● **Exercise directions**: Copy each line of the items below that contains the string "column". Matching is case-sensitive.

● **Information supplied**:
=-=-=-=-=
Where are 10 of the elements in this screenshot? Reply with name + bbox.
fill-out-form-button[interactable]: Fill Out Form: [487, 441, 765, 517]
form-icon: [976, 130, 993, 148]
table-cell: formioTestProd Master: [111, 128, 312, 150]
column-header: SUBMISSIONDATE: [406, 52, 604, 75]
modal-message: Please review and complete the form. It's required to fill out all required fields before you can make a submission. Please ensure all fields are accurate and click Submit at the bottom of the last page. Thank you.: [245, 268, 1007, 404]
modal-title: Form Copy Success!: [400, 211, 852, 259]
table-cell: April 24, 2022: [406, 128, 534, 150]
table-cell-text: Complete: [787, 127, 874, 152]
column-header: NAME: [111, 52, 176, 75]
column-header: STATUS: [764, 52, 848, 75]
=-=-=-=-=
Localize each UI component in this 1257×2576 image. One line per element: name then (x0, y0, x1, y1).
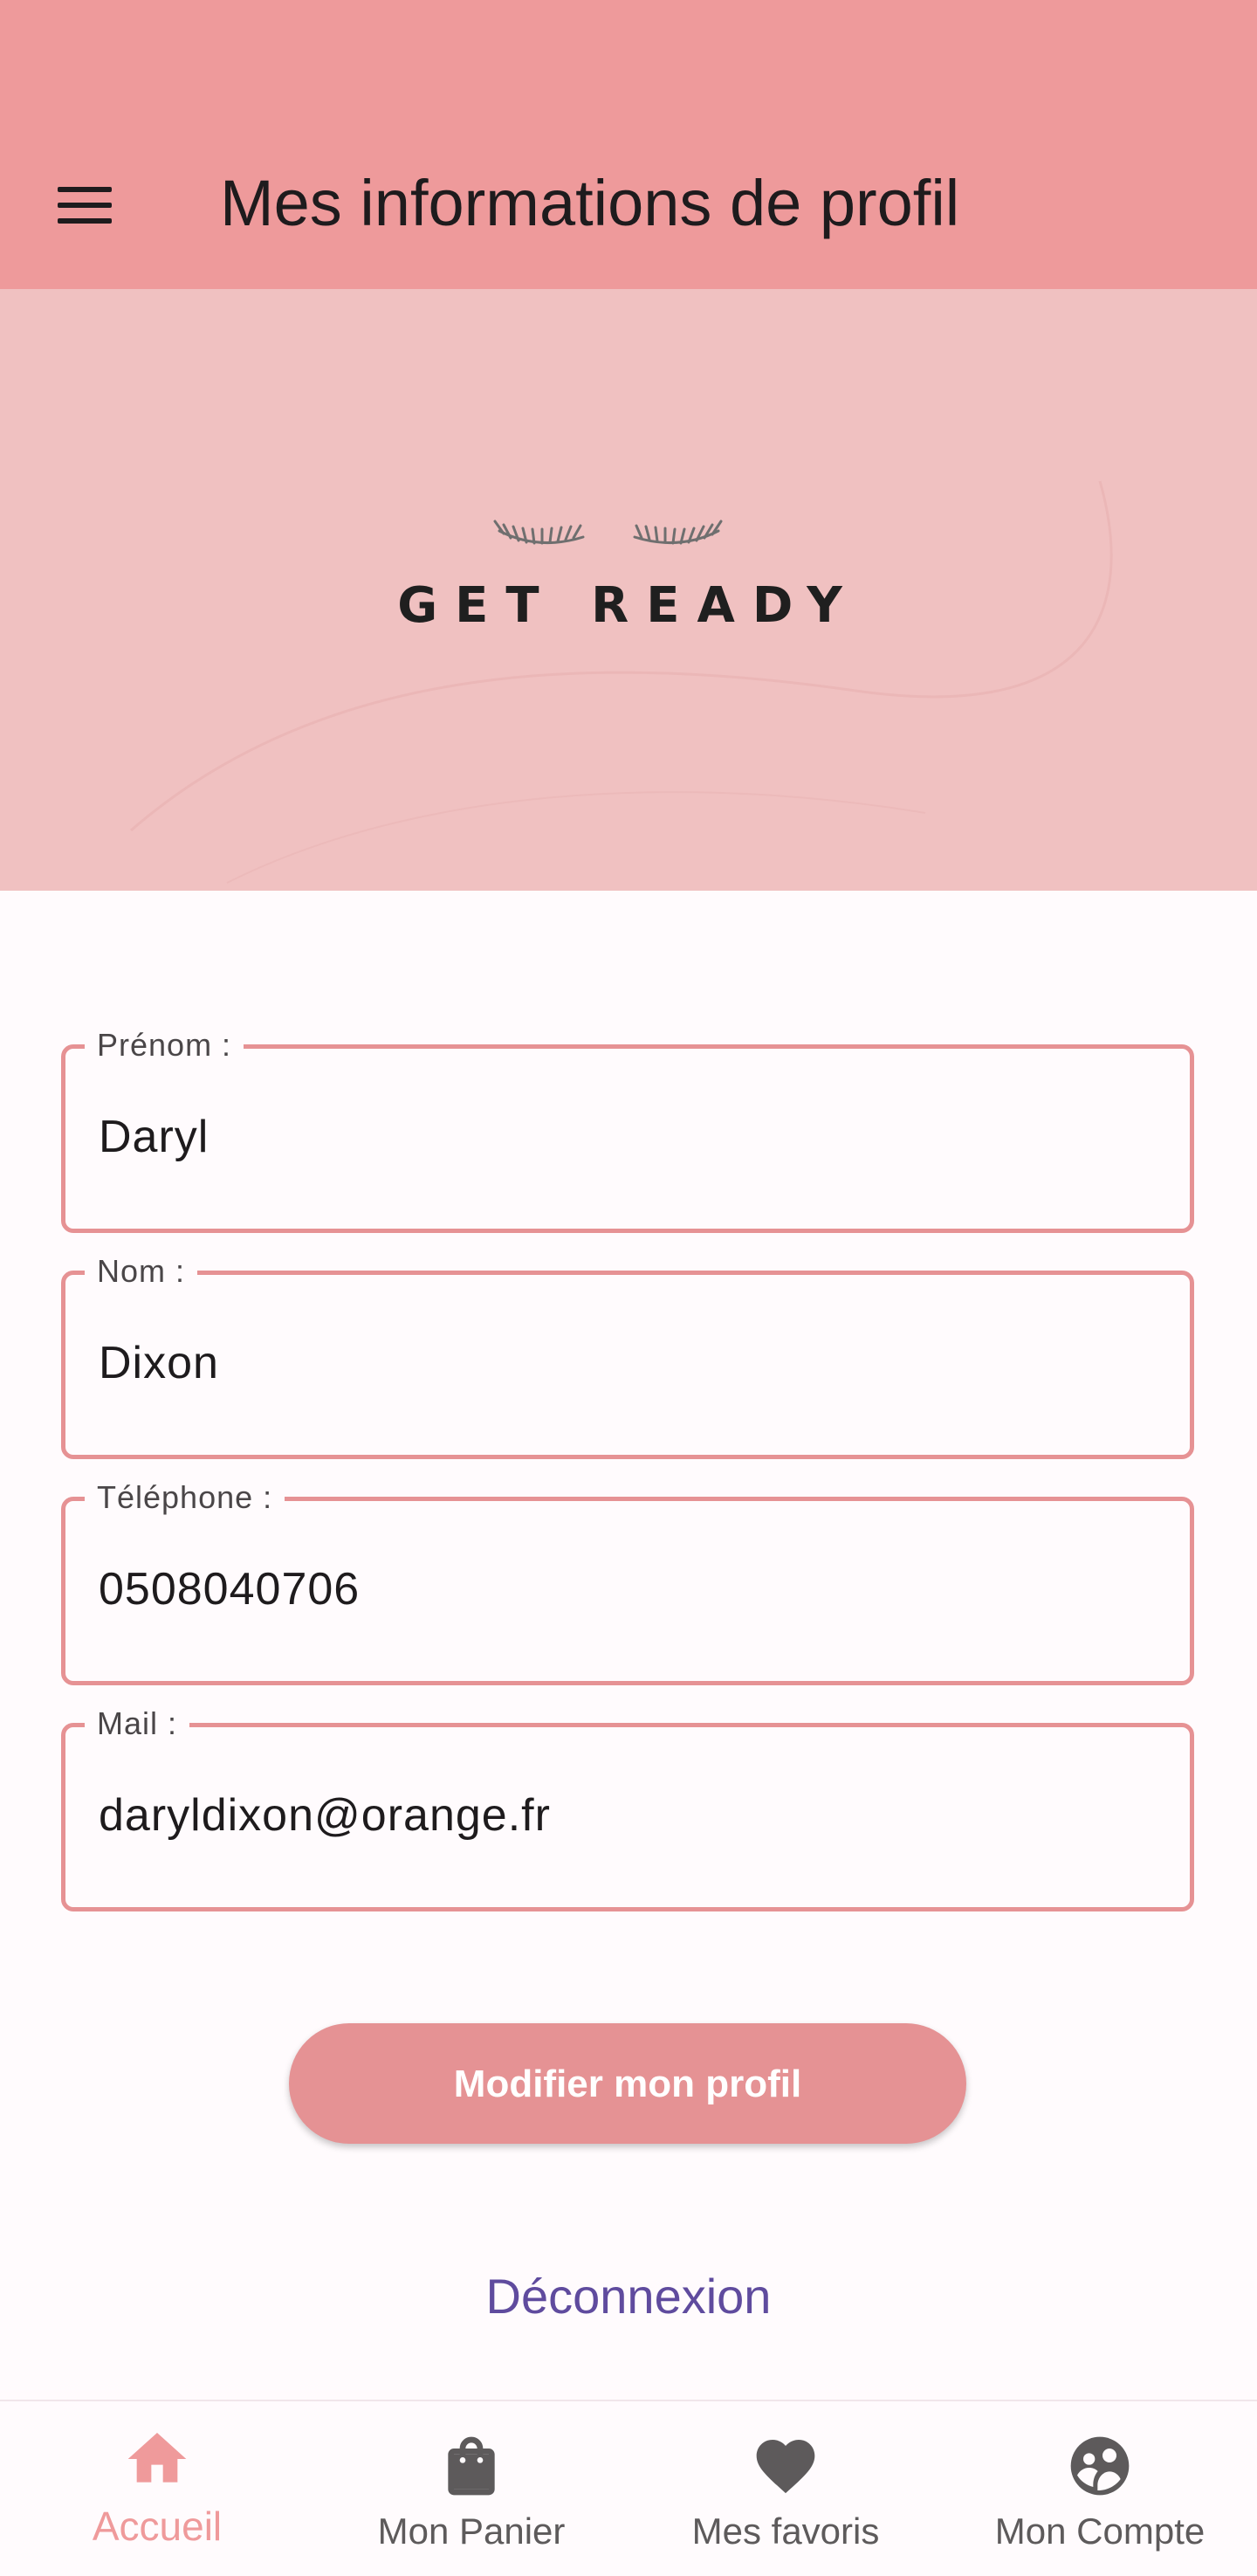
=-=-=-=-=
● **The reply**:
column-header: SUBMISSIONDATE: [406, 52, 604, 75]
column-header: NAME: [111, 52, 176, 75]
column-header: STATUS: [764, 52, 848, 75]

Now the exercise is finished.